TEXTAUSSCHNITT

§

Das akrostische GebetLecha Dodi“, dessen Anfangsbuchstaben auf den Verfasser Schlomo Alkabez, einen Schüler aus dem kabbalistischen Kreis von Isaak Luria, hinweisen, gehört bis heute zur Liturgie am Vorabend des Schabbats. Das Gebet mit der Anfangszeile „Geh, mein Geliebter, der Braut entgegen...“ ist als Jubel über die Heimkehr der Braut (identifiziert mit dem Schabbat bzw. der Schechina) in messianischer Zeit konzipiert.

Chassidische Tradition

Im Chassidismus können die Menschen eine aktive Rolle bei der Erlösung spielen, indem sie die Funken der Schechina einsammeln. Die Chassidim gehen von göttlicher Immanenz in der Welt aus.

Christliche Mystik

In christlichen Interpretationen des kabbalistischen Lebensbaums (Sephiroth) findet über die Weisheitstradition eine Gleichsetzung nicht nur von Malchut (Gottesreich) und Schechina, sondern auch von Chokhma (hebr.) bzw. Sophia (grch. Weisheit) und Schechina statt. In seinen mystischen Abhandlungen schildert Jakob Böhme die personifizierte Weisheit Jesu Christi und beschreibt die Gemeinschaft zwischen der Weisheit und dem Menschen als Erleuchtungserfahrung. Die Erlösung durch Jesus Christus wird in der Begegnung des Menschen mit dieser Weisheit im Hier und Jetzt vergegenwärtigt. Schechina und Sophia können zwar nicht per se gleichgesetzt werden, personifizieren aber beide die weibliche Dimension Gottes, die sowohl der Schöpfung als auch der Erlösung innewohnt. Beide Vorstellungen sind auch mit messianischen Erwartungen verbunden, die der Christ in Jesus Christus erfüllt sieht. Besonders Friedrich Christoph Oetinger zogen die messianischen Tendenzen der Kabbala an.

Islamische Verwendung des Begriffes

Mit Sakina kennt auch der Islam einen sprachlich und inhaltlich eng verwandten Begriff, der ebenfalls die Gegenwart Allahs und den damit verbundenen glückseligen und friedlichen Seelenzustand bezeichnet.

§

Setze den Textausschnitt über die Schechina nach seinem letzten Satz fort. Die Auflistung hat hiermit nichts zu tun.

Strukturierte Daten zur Seitenanalyse:

§

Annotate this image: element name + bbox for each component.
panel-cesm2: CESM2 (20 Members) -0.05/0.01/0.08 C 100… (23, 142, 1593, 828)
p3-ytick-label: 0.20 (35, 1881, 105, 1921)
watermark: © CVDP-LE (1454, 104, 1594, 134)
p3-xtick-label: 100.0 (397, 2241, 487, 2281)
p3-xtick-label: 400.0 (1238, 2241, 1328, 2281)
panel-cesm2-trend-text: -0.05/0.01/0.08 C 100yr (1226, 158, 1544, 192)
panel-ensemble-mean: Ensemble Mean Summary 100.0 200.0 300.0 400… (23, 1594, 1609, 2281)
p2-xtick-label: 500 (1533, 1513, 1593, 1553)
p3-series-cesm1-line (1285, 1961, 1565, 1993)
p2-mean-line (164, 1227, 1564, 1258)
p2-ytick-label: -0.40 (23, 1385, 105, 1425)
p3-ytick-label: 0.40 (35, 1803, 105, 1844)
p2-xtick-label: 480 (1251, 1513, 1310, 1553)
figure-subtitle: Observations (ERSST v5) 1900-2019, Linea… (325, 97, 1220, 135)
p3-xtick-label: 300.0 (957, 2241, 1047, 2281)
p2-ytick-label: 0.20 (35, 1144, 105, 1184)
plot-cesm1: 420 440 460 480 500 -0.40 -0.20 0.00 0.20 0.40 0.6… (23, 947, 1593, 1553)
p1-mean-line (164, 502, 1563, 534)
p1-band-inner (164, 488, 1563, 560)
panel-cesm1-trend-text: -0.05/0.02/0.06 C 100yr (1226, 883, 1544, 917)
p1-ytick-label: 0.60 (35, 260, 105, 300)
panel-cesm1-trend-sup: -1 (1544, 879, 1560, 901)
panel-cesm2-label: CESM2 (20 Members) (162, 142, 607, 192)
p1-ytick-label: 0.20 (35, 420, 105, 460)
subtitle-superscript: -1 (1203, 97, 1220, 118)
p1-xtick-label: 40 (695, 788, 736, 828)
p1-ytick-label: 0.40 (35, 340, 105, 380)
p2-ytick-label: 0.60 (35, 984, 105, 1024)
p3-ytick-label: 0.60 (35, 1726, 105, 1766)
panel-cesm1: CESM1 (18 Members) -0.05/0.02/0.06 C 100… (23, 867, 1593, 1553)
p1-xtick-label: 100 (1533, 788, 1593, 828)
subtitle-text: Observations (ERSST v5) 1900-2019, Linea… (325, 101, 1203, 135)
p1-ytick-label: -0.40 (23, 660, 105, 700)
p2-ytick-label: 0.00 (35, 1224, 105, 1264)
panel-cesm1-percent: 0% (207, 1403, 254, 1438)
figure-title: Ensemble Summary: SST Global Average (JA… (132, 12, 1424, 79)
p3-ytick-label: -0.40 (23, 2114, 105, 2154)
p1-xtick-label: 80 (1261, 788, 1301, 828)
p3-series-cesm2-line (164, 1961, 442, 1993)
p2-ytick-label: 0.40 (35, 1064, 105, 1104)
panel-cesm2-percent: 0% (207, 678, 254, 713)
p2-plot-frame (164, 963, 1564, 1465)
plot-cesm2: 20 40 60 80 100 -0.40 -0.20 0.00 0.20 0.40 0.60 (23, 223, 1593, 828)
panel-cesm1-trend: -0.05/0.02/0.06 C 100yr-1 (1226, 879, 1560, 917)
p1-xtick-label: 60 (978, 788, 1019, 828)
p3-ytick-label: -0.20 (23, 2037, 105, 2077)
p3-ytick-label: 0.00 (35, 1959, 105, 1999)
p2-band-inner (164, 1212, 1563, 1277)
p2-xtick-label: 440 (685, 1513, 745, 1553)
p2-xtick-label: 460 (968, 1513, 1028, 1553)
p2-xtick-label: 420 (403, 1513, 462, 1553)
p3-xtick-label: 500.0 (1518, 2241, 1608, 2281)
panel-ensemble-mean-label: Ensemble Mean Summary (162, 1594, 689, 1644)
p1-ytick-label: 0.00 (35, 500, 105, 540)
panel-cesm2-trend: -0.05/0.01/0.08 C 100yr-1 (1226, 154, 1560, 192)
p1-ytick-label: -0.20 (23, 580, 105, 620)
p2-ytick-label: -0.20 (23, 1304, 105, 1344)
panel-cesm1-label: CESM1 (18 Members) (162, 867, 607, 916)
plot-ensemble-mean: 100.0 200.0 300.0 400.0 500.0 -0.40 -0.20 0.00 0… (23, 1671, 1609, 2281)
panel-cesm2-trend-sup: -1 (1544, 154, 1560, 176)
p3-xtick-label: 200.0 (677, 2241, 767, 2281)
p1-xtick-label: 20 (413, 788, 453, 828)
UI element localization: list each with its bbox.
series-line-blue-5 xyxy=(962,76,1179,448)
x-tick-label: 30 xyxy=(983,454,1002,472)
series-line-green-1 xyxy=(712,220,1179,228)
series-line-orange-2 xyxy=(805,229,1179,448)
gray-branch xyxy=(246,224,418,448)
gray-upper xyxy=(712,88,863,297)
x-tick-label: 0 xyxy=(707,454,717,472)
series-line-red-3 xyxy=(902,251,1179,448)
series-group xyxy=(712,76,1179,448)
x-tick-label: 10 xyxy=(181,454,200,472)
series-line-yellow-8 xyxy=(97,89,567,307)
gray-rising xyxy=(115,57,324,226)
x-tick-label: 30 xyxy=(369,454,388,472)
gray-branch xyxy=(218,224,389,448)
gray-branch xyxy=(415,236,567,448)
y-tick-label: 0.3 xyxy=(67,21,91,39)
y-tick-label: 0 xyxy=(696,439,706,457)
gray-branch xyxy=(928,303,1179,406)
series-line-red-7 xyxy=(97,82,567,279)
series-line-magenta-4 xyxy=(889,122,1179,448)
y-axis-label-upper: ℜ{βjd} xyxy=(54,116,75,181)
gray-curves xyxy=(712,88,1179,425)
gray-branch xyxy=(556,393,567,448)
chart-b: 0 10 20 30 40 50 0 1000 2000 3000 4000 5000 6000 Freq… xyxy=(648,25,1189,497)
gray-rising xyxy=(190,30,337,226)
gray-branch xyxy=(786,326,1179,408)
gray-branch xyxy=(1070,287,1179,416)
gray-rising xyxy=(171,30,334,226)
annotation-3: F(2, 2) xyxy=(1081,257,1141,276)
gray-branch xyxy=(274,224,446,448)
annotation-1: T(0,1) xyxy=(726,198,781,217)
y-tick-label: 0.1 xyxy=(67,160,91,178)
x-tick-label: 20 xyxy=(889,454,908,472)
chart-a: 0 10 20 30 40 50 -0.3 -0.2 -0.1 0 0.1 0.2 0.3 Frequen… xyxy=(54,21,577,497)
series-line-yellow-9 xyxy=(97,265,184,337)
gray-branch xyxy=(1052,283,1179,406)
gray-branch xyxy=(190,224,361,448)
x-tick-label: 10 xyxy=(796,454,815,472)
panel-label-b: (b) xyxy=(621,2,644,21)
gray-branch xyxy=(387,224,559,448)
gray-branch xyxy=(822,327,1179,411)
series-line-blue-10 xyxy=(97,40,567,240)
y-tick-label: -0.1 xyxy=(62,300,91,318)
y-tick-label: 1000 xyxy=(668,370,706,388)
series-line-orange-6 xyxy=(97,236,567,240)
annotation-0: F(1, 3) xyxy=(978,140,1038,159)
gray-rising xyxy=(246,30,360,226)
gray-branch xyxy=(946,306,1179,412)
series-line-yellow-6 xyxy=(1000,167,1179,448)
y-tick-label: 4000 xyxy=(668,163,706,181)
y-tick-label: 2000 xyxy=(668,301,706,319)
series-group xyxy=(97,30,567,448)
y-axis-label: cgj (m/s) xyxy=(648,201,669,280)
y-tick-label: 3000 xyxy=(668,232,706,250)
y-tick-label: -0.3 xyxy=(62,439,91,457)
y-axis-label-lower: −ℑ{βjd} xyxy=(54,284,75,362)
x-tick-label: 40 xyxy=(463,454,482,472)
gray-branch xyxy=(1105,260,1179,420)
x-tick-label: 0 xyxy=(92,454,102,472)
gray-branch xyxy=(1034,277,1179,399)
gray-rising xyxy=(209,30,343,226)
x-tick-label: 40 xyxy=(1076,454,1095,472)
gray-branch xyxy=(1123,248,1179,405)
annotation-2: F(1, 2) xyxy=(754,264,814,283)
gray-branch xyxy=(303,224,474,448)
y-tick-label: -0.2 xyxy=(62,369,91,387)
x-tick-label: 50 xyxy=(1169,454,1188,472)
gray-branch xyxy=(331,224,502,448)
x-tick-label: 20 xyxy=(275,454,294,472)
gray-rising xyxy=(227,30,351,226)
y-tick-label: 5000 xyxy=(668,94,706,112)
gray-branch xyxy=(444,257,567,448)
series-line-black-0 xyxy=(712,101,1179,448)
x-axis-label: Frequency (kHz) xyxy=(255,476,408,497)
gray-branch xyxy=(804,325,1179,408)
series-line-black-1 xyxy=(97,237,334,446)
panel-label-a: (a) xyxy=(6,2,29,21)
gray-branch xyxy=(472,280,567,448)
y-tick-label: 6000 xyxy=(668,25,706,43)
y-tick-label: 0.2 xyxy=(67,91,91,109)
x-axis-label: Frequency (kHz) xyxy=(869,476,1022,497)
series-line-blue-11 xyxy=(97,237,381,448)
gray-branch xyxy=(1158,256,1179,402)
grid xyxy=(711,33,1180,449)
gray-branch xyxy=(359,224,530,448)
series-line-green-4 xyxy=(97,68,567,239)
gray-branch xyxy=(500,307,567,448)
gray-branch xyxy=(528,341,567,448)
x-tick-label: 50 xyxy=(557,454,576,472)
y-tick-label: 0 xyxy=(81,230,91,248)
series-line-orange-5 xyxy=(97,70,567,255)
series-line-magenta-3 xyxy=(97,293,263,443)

§

ERGEBNIS
Zusammenfassender Ausblick

Die Schechina bezeichnet die Gegenwart Gottes in der Welt, also seine Immanenz. Die Schechina trägt verschiedene Namen (z.B. die hier erwähnten Malchut und Schabbath). Sie bietet Anknüpfungspunkte für ein ökumenisches Gespräch. Ihre Vorstellung als einer weiblichen göttlichen Dimension bietet auch Anknüpfungspunkte für die feministische Theologie. Aufgrund mancher tradierter negativer Beschreibung von weiblichen Aspekten ergeben sich daraus auch Ansätze zur Kritik: Beispiele zur Kritik an der kabbalistischen Tradition sind die Vorstellung der Passivität des Weiblichen oder die Vorstellung, dass alles Böse aus dem Weiblichen entspringt. Das Gesamtkonzept zielt auf kosmisches Gleichgewicht. Die Idee der Einheit von Ursprung und Ziel ist schon platonisch und findet sich auch in Gnosis und Gnostizismus.

Ausgewählte Literatur

  • Joseph Dan: Die Kabbalah. Eine kleine Einführung. Reclam, Stuttgart, 2007.
  • Pnina Nave-Levinson: Einführung in die rabbinische Theologie. 2. Auflage 1987.
  • Ernst Müller (Hrsg.): Der Sohar. Das heilige Buch der Kabbala. 5. Auflage 1991.
  • Gershom Scholem: Schechinah. Das passiv-weibliche Moment in der Gottheit. In ders. Von der mystischen Gestalt der Gottheit. 1977.
  • J. Abelson: The Immanence of God in Rabbinical Literature. 1912.
  • Arnold M. Goldberg: Untersuchungen über die Vorstellung von der Schekhina in der frühen rabbinischen Literatur. Talmud und Midrasch. 1969.
  • Louis Jacob: The Palm Tree of Deborah. 1960.
  • Ariel Bension: The Zohar in Moslem and Christian Spain. 1932.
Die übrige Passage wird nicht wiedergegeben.